### [Short problem]
Where the data below has the string "Bitte", return the whole line.

----- Material for this exercise

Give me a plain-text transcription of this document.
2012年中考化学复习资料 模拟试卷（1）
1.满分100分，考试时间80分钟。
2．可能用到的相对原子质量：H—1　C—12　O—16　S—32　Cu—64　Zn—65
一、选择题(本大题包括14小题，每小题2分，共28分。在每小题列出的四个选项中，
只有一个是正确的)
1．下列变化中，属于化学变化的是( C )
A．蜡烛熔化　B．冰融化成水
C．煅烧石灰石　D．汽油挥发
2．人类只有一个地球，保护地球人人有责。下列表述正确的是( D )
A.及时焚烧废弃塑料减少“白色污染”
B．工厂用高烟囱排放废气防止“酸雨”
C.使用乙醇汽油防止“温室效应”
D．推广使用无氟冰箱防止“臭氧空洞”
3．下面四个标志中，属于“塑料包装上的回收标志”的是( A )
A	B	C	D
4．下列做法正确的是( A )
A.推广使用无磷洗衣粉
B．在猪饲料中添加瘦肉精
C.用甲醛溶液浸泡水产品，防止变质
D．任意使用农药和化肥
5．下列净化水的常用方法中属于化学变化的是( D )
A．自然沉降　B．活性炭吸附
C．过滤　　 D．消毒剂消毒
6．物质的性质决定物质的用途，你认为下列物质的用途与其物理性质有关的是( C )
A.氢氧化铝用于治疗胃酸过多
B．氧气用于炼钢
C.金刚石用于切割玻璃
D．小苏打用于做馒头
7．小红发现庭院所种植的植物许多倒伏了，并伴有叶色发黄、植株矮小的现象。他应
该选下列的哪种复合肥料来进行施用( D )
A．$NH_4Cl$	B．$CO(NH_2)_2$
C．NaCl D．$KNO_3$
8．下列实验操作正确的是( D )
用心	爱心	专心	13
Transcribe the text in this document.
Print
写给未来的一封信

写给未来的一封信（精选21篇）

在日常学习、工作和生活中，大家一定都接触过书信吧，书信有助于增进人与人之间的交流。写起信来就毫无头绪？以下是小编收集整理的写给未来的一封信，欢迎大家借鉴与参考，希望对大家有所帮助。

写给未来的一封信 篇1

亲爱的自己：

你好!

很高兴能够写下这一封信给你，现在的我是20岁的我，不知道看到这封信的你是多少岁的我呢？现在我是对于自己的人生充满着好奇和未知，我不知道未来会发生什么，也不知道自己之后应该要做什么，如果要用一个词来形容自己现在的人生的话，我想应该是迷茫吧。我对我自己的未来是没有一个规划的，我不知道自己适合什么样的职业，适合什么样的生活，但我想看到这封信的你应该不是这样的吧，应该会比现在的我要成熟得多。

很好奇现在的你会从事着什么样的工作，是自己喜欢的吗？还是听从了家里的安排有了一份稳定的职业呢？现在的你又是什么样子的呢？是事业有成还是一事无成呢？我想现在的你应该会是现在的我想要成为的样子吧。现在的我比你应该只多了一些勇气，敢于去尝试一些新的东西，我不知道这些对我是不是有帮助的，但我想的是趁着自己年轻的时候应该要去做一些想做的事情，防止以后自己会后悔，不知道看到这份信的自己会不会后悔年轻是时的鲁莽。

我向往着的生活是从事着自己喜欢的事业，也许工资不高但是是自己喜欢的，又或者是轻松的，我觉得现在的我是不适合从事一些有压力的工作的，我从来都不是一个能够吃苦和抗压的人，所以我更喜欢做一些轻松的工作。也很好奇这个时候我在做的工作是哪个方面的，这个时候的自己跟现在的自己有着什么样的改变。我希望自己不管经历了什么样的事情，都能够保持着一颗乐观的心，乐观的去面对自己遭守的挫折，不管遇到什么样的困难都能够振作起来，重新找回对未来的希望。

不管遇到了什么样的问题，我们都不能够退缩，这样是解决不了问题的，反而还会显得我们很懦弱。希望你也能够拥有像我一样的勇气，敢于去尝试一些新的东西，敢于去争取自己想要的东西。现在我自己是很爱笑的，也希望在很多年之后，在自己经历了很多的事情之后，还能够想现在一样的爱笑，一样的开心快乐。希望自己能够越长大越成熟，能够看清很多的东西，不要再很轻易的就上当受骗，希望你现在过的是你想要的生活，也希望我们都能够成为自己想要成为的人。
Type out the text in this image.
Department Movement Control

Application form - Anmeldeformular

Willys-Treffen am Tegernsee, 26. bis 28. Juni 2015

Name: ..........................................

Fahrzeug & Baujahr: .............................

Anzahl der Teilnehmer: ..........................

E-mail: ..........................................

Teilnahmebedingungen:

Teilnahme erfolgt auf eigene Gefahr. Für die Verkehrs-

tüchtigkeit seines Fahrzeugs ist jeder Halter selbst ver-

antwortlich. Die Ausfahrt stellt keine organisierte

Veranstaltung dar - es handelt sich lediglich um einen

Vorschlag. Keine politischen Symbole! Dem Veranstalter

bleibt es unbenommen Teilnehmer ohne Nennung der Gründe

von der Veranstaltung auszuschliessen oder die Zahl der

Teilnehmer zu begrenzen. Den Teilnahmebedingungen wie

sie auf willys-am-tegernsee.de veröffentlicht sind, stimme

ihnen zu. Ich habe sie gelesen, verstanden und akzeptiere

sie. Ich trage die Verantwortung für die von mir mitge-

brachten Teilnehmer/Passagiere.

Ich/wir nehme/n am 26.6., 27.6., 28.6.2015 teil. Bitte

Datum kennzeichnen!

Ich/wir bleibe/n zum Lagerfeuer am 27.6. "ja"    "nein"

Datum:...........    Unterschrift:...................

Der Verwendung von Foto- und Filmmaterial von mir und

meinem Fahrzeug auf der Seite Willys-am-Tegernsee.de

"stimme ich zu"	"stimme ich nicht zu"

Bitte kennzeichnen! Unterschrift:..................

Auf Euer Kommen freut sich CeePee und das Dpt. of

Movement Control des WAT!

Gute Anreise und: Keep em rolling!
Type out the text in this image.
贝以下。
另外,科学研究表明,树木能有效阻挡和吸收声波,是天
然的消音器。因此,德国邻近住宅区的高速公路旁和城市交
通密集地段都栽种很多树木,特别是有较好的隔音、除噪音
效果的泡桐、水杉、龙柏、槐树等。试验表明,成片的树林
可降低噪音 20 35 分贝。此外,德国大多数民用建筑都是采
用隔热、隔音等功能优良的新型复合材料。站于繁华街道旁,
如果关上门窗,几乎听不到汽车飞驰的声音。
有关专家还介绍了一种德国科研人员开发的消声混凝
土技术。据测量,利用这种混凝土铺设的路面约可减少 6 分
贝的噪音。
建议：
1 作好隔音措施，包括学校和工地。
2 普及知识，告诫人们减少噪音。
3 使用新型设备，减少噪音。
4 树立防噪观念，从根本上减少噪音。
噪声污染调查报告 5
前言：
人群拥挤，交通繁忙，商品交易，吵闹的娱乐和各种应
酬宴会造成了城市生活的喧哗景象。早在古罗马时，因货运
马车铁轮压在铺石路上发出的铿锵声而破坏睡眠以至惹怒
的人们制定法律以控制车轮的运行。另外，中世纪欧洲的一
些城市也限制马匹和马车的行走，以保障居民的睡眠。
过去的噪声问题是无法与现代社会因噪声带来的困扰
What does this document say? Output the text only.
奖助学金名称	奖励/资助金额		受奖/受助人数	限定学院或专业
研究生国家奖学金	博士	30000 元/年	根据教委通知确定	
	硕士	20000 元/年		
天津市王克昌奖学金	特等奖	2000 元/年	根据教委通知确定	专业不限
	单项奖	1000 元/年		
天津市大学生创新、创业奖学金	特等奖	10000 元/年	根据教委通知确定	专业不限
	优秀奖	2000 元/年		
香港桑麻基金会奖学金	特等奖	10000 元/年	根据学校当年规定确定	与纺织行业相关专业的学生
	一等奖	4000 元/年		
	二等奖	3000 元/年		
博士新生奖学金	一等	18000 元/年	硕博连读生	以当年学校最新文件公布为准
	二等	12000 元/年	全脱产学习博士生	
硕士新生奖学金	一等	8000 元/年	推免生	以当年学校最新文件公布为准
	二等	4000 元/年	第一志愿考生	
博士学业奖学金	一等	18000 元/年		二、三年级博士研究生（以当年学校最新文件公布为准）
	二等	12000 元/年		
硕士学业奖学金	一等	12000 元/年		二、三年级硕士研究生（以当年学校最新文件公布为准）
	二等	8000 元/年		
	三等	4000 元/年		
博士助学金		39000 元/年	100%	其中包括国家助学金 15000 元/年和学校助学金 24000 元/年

----------

### [Task answer]
Ich/wir nehme/n am 26.6., 27.6., 28.6.2015 teil. Bitte
Bitte kennzeichnen! Unterschrift:..................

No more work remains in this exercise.